## WRITTEN REQUEST
Transcribe all of the records precisely as they are presented.

## Dataset rows about figures
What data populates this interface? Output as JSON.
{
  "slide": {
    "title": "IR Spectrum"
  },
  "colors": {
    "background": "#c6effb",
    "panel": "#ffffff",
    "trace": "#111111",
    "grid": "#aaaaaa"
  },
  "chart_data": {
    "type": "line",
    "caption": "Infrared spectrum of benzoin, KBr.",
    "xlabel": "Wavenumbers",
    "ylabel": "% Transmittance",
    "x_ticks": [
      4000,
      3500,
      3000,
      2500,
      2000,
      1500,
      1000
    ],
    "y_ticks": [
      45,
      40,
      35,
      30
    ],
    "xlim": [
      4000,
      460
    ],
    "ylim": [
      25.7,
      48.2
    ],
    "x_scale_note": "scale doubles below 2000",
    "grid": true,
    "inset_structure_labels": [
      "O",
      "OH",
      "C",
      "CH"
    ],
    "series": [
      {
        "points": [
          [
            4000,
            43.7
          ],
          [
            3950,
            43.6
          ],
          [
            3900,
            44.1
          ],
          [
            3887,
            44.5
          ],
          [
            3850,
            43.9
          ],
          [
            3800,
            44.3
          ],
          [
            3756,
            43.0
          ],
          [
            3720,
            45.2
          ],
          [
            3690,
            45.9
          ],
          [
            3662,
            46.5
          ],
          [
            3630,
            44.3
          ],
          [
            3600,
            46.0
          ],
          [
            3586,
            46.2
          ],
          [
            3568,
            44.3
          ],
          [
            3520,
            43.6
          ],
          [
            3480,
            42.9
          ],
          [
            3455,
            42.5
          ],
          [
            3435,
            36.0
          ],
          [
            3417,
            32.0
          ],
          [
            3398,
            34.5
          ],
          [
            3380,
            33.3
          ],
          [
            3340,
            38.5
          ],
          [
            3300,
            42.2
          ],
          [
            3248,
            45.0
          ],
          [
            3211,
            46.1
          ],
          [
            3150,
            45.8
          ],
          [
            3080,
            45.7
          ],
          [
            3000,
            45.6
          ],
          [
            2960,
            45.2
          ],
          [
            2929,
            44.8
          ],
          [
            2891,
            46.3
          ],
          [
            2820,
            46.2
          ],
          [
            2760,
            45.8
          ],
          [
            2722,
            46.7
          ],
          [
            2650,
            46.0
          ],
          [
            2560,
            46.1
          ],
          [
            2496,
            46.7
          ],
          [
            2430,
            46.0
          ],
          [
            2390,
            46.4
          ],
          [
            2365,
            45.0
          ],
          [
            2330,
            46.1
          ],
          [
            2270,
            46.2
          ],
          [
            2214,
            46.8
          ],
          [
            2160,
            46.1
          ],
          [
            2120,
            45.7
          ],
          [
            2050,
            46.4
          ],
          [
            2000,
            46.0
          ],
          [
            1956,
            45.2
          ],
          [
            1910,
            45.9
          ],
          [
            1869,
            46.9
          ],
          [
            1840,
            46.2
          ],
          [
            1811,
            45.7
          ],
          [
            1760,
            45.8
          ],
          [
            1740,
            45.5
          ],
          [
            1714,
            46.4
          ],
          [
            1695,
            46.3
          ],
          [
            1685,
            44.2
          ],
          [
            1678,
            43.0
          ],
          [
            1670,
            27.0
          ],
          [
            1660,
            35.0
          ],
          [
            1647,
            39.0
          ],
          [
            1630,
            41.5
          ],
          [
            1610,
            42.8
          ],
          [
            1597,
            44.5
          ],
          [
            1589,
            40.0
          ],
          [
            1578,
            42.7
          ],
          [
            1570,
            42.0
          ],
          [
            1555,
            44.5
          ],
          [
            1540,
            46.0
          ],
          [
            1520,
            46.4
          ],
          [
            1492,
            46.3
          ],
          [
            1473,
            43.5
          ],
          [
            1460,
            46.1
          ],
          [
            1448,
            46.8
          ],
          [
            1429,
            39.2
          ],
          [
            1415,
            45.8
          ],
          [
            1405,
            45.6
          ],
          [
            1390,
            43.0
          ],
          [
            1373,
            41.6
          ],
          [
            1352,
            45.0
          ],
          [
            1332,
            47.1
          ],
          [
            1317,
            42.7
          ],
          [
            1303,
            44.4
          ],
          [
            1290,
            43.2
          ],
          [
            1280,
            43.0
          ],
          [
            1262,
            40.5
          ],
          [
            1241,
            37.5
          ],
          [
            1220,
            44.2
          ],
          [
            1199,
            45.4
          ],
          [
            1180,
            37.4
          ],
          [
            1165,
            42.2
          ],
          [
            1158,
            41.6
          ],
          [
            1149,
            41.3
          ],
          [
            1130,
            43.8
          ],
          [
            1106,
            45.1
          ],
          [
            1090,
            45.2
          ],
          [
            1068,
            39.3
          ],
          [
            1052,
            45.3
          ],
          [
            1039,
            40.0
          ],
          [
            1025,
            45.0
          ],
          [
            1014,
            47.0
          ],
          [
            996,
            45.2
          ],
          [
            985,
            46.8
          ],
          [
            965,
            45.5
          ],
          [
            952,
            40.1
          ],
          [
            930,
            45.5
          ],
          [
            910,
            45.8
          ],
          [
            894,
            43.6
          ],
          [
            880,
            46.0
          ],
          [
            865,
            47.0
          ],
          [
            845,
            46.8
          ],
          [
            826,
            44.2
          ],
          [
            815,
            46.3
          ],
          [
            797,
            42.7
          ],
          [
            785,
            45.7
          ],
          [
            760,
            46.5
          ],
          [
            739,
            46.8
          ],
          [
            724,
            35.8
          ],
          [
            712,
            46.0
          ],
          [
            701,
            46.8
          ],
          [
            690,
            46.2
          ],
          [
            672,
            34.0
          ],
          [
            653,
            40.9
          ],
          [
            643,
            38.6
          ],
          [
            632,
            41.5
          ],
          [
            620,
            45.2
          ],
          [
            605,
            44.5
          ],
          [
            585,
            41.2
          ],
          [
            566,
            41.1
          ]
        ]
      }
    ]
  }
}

## ANSWER FOR THIS EXERCISE
What data populates this interface? Output as JSON.
{
  "slide": {
    "title": "IR Spectrum"
  },
  "colors": {
    "background": "#c6effb",
    "panel": "#ffffff",
    "trace": "#111111",
    "grid": "#aaaaaa"
  },
  "chart_data": {
    "type": "line",
    "caption": "Infrared spectrum of benzoin, KBr.",
    "xlabel": "Wavenumbers",
    "ylabel": "% Transmittance",
    "x_ticks": [
      4000,
      3500,
      3000,
      2500,
      2000,
      1500,
      1000
    ],
    "y_ticks": [
      45,
      40,
      35,
      30
    ],
    "xlim": [
      4000,
      460
    ],
    "ylim": [
      25.7,
      48.2
    ],
    "x_scale_note": "scale doubles below 2000",
    "grid": true,
    "inset_structure_labels": [
      "O",
      "OH",
      "C",
      "CH"
    ],
    "series": [
      {
        "points": [
          [
            4000,
            43.7
          ],
          [
            3950,
            43.6
          ],
          [
            3900,
            44.1
          ],
          [
            3887,
            44.5
          ],
          [
            3850,
            43.9
          ],
          [
            3800,
            44.3
          ],
          [
            3756,
            43.0
          ],
          [
            3720,
            45.2
          ],
          [
            3690,
            45.9
          ],
          [
            3662,
            46.5
          ],
          [
            3630,
            44.3
          ],
          [
            3600,
            46.0
          ],
          [
            3586,
            46.2
          ],
          [
            3568,
            44.3
          ],
          [
            3520,
            43.6
          ],
          [
            3480,
            42.9
          ],
          [
            3455,
            42.5
          ],
          [
            3435,
            36.0
          ],
          [
            3417,
            32.0
          ],
          [
            3398,
            34.5
          ],
          [
            3380,
            33.3
          ],
          [
            3340,
            38.5
          ],
          [
            3300,
            42.2
          ],
          [
            3248,
            45.0
          ],
          [
            3211,
            46.1
          ],
          [
            3150,
            45.8
          ],
          [
            3080,
            45.7
          ],
          [
            3000,
            45.6
          ],
          [
            2960,
            45.2
          ],
          [
            2929,
            44.8
          ],
          [
            2891,
            46.3
          ],
          [
            2820,
            46.2
          ],
          [
            2760,
            45.8
          ],
          [
            2722,
            46.7
          ],
          [
            2650,
            46.0
          ],
          [
            2560,
            46.1
          ],
          [
            2496,
            46.7
          ],
          [
            2430,
            46.0
          ],
          [
            2390,
            46.4
          ],
          [
            2365,
            45.0
          ],
          [
            2330,
            46.1
          ],
          [
            2270,
            46.2
          ],
          [
            2214,
            46.8
          ],
          [
            2160,
            46.1
          ],
          [
            2120,
            45.7
          ],
          [
            2050,
            46.4
          ],
          [
            2000,
            46.0
          ],
          [
            1956,
            45.2
          ],
          [
            1910,
            45.9
          ],
          [
            1869,
            46.9
          ],
          [
            1840,
            46.2
          ],
          [
            1811,
            45.7
          ],
          [
            1760,
            45.8
          ],
          [
            1740,
            45.5
          ],
          [
            1714,
            46.4
          ],
          [
            1695,
            46.3
          ],
          [
            1685,
            44.2
          ],
          [
            1678,
            43.0
          ],
          [
            1670,
            27.0
          ],
          [
            1660,
            35.0
          ],
          [
            1647,
            39.0
          ],
          [
            1630,
            41.5
          ],
          [
            1610,
            42.8
          ],
          [
            1597,
            44.5
          ],
          [
            1589,
            40.0
          ],
          [
            1578,
            42.7
          ],
          [
            1570,
            42.0
          ],
          [
            1555,
            44.5
          ],
          [
            1540,
            46.0
          ],
          [
            1520,
            46.4
          ],
          [
            1492,
            46.3
          ],
          [
            1473,
            43.5
          ],
          [
            1460,
            46.1
          ],
          [
            1448,
            46.8
          ],
          [
            1429,
            39.2
          ],
          [
            1415,
            45.8
          ],
          [
            1405,
            45.6
          ],
          [
            1390,
            43.0
          ],
          [
            1373,
            41.6
          ],
          [
            1352,
            45.0
          ],
          [
            1332,
            47.1
          ],
          [
            1317,
            42.7
          ],
          [
            1303,
            44.4
          ],
          [
            1290,
            43.2
          ],
          [
            1280,
            43.0
          ],
          [
            1262,
            40.5
          ],
          [
            1241,
            37.5
          ],
          [
            1220,
            44.2
          ],
          [
            1199,
            45.4
          ],
          [
            1180,
            37.4
          ],
          [
            1165,
            42.2
          ],
          [
            1158,
            41.6
          ],
          [
            1149,
            41.3
          ],
          [
            1130,
            43.8
          ],
          [
            1106,
            45.1
          ],
          [
            1090,
            45.2
          ],
          [
            1068,
            39.3
          ],
          [
            1052,
            45.3
          ],
          [
            1039,
            40.0
          ],
          [
            1025,
            45.0
          ],
          [
            1014,
            47.0
          ],
          [
            996,
            45.2
          ],
          [
            985,
            46.8
          ],
          [
            965,
            45.5
          ],
          [
            952,
            40.1
          ],
          [
            930,
            45.5
          ],
          [
            910,
            45.8
          ],
          [
            894,
            43.6
          ],
          [
            880,
            46.0
          ],
          [
            865,
            47.0
          ],
          [
            845,
            46.8
          ],
          [
            826,
            44.2
          ],
          [
            815,
            46.3
          ],
          [
            797,
            42.7
          ],
          [
            785,
            45.7
          ],
          [
            760,
            46.5
          ],
          [
            739,
            46.8
          ],
          [
            724,
            35.8
          ],
          [
            712,
            46.0
          ],
          [
            701,
            46.8
          ],
          [
            690,
            46.2
          ],
          [
            672,
            34.0
          ],
          [
            653,
            40.9
          ],
          [
            643,
            38.6
          ],
          [
            632,
            41.5
          ],
          [
            620,
            45.2
          ],
          [
            605,
            44.5
          ],
          [
            585,
            41.2
          ],
          [
            566,
            41.1
          ]
        ]
      }
    ]
  }
}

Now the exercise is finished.